[Dataset excerpt]
- - -

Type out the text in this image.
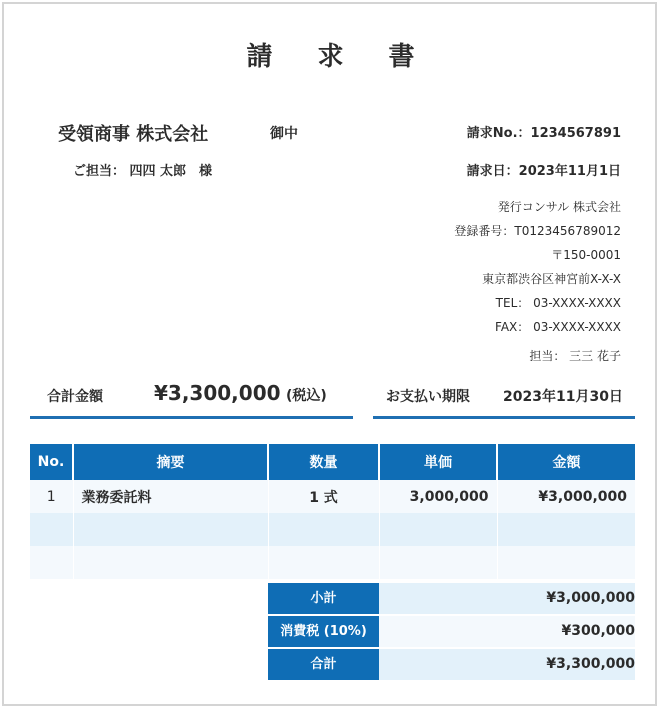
請 求 書
受領商事 株式会社	御中
ご担当： 四四 太郎　様
請求No.：1234567891
請求日：2023年11月1日
発行コンサル 株式会社
登録番号：T0123456789012
〒150-0001
東京都渋谷区神宮前X-X-X
TEL： 03-XXXX-XXXX
FAX： 03-XXXX-XXXX
担当： 三三 花子
合計金額	¥3,300,000 (税込)	お支払い期限 2023年11月30日
No.	摘要	数量	単価	金額
1	業務委託料	1 式	3,000,000	¥3,000,000

小計	¥3,000,000
消費税 (10%)	¥300,000
合計	¥3,300,000
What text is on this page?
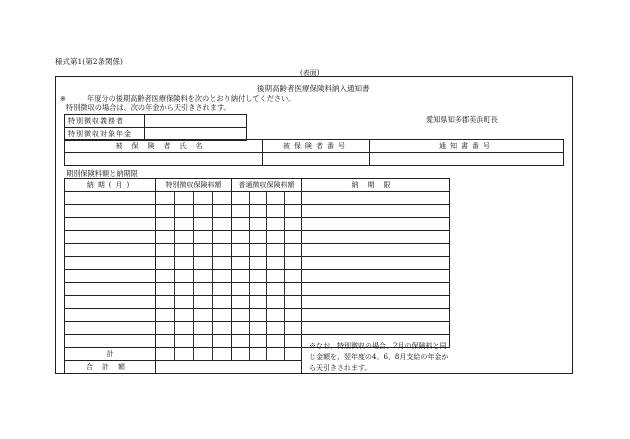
様式第1(第2条関係)
(表面)
後期高齢者医療保険料納入通知書
※	年度分の後期高齢者医療保険料を次のとおり納付してください。
特別徴収の場合は、次の年金から天引きされます。
愛知県知多郡美浜町長
特別徴収義務者	
特別徴収対象年金	
被保険者氏名	被保険者番号	通知書番号

期別保険料額と納期限
納期(月)	特別徴収保険料額	普通徴収保険料額	納期限

計	

合計額			
※なお、特別徴収の場合、2月の保険料と同じ金額を、翌年度の4、6、8月支給の年金から天引きされます。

- - -

### Stated problem
Please copy the lines above, starting at the one that holds "What text is on this page?" and stopping after the last line, exactly as they appear and minus the pictures.

### Reply to the exercise
What text is on this page?
様式第1(第2条関係)
(表面)
後期高齢者医療保険料納入通知書
※	年度分の後期高齢者医療保険料を次のとおり納付してください。
特別徴収の場合は、次の年金から天引きされます。
愛知県知多郡美浜町長
特別徴収義務者	
特別徴収対象年金	
被保険者氏名	被保険者番号	通知書番号

期別保険料額と納期限
納期(月)	特別徴収保険料額	普通徴収保険料額	納期限

計	

合計額			
※なお、特別徴収の場合、2月の保険料と同じ金額を、翌年度の4、6、8月支給の年金から天引きされます。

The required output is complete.